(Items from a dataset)
· · ·
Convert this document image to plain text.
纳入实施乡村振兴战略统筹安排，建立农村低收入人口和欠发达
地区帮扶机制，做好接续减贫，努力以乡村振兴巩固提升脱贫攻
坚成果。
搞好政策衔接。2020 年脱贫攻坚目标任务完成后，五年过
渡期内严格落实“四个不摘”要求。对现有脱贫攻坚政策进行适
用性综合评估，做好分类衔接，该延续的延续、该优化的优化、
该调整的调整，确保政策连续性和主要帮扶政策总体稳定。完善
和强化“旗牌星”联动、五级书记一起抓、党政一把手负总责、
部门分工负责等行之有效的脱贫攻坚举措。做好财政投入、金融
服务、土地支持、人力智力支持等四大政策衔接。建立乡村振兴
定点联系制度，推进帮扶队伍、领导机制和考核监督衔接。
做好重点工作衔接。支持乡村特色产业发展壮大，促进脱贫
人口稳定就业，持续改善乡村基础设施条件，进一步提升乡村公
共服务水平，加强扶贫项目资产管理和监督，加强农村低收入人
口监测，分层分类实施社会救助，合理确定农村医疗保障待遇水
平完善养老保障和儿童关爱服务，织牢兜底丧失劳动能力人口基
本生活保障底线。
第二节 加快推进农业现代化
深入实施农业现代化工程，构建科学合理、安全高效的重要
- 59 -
· · ·
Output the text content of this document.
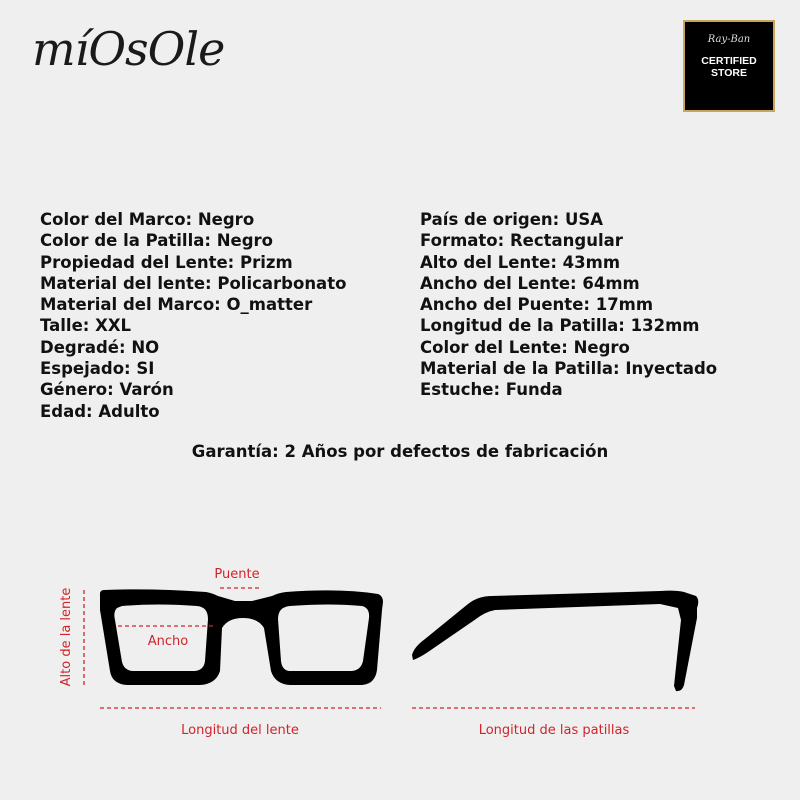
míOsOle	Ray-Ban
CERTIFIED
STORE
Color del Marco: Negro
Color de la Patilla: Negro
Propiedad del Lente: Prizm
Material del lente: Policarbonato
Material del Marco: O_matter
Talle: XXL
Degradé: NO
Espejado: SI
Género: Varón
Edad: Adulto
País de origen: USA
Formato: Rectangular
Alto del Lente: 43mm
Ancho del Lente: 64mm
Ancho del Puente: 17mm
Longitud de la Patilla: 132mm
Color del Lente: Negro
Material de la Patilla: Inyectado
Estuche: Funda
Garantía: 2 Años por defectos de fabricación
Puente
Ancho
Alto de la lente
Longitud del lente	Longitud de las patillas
· · ·
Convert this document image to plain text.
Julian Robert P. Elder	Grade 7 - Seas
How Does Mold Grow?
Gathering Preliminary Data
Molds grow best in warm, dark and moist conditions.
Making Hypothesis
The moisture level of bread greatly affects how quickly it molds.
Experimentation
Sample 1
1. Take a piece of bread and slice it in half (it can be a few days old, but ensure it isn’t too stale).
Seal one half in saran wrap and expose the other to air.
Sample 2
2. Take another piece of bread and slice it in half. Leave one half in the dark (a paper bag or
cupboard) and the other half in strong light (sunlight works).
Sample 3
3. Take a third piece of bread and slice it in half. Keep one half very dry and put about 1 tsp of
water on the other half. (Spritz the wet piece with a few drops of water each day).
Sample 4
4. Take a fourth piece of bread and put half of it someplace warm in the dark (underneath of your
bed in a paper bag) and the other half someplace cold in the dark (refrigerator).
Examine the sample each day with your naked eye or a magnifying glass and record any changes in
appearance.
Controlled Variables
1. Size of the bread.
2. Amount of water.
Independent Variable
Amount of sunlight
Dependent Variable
· · ·
List all lines above in which the string "Material" appears.

Material del lente: Policarbonato
Material del Marco: O_matter
Material de la Patilla: Inyectado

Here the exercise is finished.